Written request.
Repeat the data verbatim.

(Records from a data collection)
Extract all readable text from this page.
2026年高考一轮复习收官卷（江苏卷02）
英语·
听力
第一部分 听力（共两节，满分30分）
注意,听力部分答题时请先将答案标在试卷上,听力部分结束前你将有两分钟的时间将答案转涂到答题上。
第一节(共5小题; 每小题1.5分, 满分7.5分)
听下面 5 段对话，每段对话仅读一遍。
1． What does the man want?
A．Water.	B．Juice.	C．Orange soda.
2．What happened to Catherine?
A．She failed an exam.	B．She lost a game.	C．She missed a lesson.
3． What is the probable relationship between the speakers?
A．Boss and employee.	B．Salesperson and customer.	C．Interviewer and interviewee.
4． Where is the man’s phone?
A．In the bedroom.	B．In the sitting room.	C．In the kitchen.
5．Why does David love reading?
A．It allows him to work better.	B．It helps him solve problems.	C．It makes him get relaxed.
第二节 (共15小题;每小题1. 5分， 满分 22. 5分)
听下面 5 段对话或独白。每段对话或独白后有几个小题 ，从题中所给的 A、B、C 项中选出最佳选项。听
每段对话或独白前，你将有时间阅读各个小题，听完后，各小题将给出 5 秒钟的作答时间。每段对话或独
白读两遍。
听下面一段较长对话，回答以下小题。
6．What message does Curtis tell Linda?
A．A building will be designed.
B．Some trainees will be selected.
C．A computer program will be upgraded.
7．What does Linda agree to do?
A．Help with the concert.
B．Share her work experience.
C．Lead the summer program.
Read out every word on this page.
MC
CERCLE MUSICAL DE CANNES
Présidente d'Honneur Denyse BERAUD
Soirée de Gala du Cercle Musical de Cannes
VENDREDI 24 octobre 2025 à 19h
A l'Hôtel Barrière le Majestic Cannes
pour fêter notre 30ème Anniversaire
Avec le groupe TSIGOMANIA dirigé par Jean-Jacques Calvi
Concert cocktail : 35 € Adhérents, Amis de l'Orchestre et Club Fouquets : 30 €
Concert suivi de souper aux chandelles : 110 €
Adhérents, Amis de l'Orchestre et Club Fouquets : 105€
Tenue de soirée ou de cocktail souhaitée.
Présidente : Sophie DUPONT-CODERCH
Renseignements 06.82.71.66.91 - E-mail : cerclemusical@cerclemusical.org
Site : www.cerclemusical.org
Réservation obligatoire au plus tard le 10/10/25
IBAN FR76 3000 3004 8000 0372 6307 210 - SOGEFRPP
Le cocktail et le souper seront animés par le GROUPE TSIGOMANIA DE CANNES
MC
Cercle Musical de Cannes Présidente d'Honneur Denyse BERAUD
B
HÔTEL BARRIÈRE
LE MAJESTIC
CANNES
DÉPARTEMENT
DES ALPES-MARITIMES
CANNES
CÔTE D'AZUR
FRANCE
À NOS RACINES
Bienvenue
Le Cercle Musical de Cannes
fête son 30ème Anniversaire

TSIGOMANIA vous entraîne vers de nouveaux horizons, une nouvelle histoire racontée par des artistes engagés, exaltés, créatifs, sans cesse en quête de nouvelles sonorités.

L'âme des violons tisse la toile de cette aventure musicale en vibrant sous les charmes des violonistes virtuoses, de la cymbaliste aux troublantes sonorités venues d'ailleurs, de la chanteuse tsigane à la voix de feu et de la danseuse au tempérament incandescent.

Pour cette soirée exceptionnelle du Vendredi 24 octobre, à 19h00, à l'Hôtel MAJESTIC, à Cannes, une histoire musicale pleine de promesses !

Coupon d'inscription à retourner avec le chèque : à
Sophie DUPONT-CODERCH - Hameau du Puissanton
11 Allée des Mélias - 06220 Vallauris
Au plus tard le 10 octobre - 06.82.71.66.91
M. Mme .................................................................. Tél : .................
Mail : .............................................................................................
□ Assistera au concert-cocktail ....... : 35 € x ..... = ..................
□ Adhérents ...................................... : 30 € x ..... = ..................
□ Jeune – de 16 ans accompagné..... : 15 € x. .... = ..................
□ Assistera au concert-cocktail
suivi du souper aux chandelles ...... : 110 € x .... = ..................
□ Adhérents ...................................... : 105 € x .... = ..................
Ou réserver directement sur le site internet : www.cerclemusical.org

Problem solution.
Extract all readable text from this page.
2026年高考一轮复习收官卷（江苏卷02）
英语·
听力
第一部分 听力（共两节，满分30分）
注意,听力部分答题时请先将答案标在试卷上,听力部分结束前你将有两分钟的时间将答案转涂到答题上。
第一节(共5小题; 每小题1.5分, 满分7.5分)
听下面 5 段对话，每段对话仅读一遍。
1． What does the man want?
A．Water.	B．Juice.	C．Orange soda.
2．What happened to Catherine?
A．She failed an exam.	B．She lost a game.	C．She missed a lesson.
3． What is the probable relationship between the speakers?
A．Boss and employee.	B．Salesperson and customer.	C．Interviewer and interviewee.
4． Where is the man’s phone?
A．In the bedroom.	B．In the sitting room.	C．In the kitchen.
5．Why does David love reading?
A．It allows him to work better.	B．It helps him solve problems.	C．It makes him get relaxed.
第二节 (共15小题;每小题1. 5分， 满分 22. 5分)
听下面 5 段对话或独白。每段对话或独白后有几个小题 ，从题中所给的 A、B、C 项中选出最佳选项。听
每段对话或独白前，你将有时间阅读各个小题，听完后，各小题将给出 5 秒钟的作答时间。每段对话或独
白读两遍。
听下面一段较长对话，回答以下小题。
6．What message does Curtis tell Linda?
A．A building will be designed.
B．Some trainees will be selected.
C．A computer program will be upgraded.
7．What does Linda agree to do?
A．Help with the concert.
B．Share her work experience.
C．Lead the summer program.
Read out every word on this page.
MC
CERCLE MUSICAL DE CANNES
Présidente d'Honneur Denyse BERAUD
Soirée de Gala du Cercle Musical de Cannes
VENDREDI 24 octobre 2025 à 19h
A l'Hôtel Barrière le Majestic Cannes
pour fêter notre 30ème Anniversaire
Avec le groupe TSIGOMANIA dirigé par Jean-Jacques Calvi
Concert cocktail : 35 € Adhérents, Amis de l'Orchestre et Club Fouquets : 30 €
Concert suivi de souper aux chandelles : 110 €
Adhérents, Amis de l'Orchestre et Club Fouquets : 105€
Tenue de soirée ou de cocktail souhaitée.
Présidente : Sophie DUPONT-CODERCH
Renseignements 06.82.71.66.91 - E-mail : cerclemusical@cerclemusical.org
Site : www.cerclemusical.org
Réservation obligatoire au plus tard le 10/10/25
IBAN FR76 3000 3004 8000 0372 6307 210 - SOGEFRPP
Le cocktail et le souper seront animés par le GROUPE TSIGOMANIA DE CANNES
MC
Cercle Musical de Cannes Présidente d'Honneur Denyse BERAUD
B
HÔTEL BARRIÈRE
LE MAJESTIC
CANNES
DÉPARTEMENT
DES ALPES-MARITIMES
CANNES
CÔTE D'AZUR
FRANCE
À NOS RACINES
Bienvenue
Le Cercle Musical de Cannes
fête son 30ème Anniversaire

TSIGOMANIA vous entraîne vers de nouveaux horizons, une nouvelle histoire racontée par des artistes engagés, exaltés, créatifs, sans cesse en quête de nouvelles sonorités.

L'âme des violons tisse la toile de cette aventure musicale en vibrant sous les charmes des violonistes virtuoses, de la cymbaliste aux troublantes sonorités venues d'ailleurs, de la chanteuse tsigane à la voix de feu et de la danseuse au tempérament incandescent.

Pour cette soirée exceptionnelle du Vendredi 24 octobre, à 19h00, à l'Hôtel MAJESTIC, à Cannes, une histoire musicale pleine de promesses !

Coupon d'inscription à retourner avec le chèque : à
Sophie DUPONT-CODERCH - Hameau du Puissanton
11 Allée des Mélias - 06220 Vallauris
Au plus tard le 10 octobre - 06.82.71.66.91
M. Mme .................................................................. Tél : .................
Mail : .............................................................................................
□ Assistera au concert-cocktail ....... : 35 € x ..... = ..................
□ Adhérents ...................................... : 30 € x ..... = ..................
□ Jeune – de 16 ans accompagné..... : 15 € x. .... = ..................
□ Assistera au concert-cocktail
suivi du souper aux chandelles ...... : 110 € x .... = ..................
□ Adhérents ...................................... : 105 € x .... = ..................
Ou réserver directement sur le site internet : www.cerclemusical.org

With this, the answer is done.